Aim
Check each line of the listing below for the string "text", and copy the ones that have it.

** Begin Extracted data **

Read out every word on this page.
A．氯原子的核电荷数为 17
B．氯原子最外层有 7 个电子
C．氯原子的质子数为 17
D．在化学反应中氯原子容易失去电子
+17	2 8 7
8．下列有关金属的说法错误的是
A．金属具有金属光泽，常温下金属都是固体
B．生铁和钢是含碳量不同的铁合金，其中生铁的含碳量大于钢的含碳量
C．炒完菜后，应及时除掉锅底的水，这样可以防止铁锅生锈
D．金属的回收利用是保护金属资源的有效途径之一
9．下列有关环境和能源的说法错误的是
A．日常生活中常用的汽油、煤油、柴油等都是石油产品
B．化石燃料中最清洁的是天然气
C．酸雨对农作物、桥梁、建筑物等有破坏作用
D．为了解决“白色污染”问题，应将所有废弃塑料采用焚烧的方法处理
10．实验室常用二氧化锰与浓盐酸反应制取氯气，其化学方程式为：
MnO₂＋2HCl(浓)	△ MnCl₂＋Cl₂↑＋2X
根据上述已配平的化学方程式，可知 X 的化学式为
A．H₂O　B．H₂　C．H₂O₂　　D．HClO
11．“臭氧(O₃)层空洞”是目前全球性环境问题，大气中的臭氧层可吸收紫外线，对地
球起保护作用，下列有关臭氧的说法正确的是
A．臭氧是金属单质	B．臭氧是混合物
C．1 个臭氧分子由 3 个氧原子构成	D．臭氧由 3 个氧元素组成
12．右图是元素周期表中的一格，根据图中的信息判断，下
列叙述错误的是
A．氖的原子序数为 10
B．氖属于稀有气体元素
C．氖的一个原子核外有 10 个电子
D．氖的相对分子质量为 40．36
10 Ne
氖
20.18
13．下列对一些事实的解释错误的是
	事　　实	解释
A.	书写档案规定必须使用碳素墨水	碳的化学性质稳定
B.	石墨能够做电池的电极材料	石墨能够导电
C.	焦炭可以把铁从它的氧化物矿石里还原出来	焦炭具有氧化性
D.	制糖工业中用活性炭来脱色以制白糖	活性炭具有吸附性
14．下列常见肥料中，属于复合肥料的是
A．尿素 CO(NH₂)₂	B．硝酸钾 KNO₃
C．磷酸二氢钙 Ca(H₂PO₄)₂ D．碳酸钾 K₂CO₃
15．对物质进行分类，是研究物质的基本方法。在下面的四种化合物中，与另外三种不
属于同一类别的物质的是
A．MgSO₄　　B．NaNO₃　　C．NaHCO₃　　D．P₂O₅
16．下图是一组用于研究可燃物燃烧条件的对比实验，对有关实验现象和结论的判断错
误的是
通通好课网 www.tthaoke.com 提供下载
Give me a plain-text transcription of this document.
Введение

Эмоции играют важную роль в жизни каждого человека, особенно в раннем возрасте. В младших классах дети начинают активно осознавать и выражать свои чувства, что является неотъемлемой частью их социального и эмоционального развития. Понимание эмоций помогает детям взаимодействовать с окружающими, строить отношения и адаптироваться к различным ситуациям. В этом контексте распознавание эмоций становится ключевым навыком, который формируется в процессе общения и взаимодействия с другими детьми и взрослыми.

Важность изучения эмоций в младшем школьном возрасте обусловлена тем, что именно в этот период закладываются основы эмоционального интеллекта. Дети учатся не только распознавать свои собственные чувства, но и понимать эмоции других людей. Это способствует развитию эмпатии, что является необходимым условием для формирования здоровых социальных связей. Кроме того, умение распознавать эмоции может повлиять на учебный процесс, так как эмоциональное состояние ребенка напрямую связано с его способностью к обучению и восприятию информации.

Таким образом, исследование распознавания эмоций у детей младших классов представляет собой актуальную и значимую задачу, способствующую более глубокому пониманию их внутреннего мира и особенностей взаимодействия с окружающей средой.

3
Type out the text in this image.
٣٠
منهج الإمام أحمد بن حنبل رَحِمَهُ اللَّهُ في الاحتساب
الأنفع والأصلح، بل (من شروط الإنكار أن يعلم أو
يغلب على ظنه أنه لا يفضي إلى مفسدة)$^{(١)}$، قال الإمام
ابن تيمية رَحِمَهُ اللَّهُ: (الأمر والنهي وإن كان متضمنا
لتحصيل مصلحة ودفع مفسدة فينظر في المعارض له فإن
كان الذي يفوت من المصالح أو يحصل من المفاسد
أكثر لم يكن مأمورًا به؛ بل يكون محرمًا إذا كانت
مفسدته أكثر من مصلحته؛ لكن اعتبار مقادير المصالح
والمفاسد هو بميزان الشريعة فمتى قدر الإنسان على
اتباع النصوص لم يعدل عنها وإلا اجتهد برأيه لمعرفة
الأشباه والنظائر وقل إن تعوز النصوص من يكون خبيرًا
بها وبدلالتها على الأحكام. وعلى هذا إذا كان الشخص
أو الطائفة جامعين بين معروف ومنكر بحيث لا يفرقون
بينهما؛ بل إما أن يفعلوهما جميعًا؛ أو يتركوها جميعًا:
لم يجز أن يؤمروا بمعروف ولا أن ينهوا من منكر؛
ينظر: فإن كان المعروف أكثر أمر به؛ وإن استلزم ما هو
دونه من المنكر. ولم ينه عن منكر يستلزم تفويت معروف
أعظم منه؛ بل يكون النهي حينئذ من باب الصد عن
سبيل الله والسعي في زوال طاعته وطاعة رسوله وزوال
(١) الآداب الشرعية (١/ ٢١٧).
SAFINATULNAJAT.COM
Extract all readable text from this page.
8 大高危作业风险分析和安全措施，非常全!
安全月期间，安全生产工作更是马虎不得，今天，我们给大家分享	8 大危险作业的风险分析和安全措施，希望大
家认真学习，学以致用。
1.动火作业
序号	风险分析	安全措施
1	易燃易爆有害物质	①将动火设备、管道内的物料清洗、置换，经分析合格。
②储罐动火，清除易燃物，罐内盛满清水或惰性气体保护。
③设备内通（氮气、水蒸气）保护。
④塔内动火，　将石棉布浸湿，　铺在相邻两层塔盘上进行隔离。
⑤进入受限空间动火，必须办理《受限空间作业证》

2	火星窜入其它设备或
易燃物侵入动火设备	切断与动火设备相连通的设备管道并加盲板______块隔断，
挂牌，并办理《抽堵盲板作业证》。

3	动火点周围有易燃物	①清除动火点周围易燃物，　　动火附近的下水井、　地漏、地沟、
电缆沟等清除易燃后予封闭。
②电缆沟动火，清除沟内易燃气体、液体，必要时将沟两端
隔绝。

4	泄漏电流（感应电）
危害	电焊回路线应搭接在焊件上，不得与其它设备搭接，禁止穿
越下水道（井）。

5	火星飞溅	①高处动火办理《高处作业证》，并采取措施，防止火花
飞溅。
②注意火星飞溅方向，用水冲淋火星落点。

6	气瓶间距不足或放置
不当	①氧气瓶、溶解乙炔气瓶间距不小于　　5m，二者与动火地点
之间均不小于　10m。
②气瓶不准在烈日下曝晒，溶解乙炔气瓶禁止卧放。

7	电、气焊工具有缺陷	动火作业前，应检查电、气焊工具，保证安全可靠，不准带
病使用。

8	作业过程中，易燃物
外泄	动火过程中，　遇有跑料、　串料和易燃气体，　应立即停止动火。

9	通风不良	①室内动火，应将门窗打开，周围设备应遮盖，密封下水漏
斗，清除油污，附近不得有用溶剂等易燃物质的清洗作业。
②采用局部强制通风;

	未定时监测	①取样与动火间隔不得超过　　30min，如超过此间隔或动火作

** End Extracted data **

Reply to the task
Give me a plain-text transcription of this document.
Type out the text in this image.
Extract all readable text from this page.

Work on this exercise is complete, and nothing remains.